Request: State only the count of lines in the listing below that hold "page".
─── Given records ───
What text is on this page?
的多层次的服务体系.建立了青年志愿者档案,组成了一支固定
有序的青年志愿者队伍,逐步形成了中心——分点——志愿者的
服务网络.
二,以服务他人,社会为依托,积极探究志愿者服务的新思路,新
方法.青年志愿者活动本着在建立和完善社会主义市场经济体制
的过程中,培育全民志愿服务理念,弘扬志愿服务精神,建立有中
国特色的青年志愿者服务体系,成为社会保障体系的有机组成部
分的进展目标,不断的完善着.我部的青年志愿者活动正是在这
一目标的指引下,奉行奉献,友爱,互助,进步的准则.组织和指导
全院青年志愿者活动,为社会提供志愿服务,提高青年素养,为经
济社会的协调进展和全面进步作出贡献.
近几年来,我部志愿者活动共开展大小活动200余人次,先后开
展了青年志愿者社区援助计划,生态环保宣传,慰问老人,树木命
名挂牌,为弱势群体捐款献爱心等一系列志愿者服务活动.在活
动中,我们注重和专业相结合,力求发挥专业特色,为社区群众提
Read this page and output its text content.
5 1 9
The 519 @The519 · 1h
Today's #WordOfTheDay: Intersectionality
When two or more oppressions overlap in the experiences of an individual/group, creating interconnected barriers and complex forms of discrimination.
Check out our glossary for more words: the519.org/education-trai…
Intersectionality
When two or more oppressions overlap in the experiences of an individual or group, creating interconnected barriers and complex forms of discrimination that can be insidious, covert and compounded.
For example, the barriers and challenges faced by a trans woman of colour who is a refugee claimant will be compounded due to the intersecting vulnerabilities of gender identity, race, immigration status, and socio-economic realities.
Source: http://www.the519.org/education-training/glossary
───
Result for this exercise: 2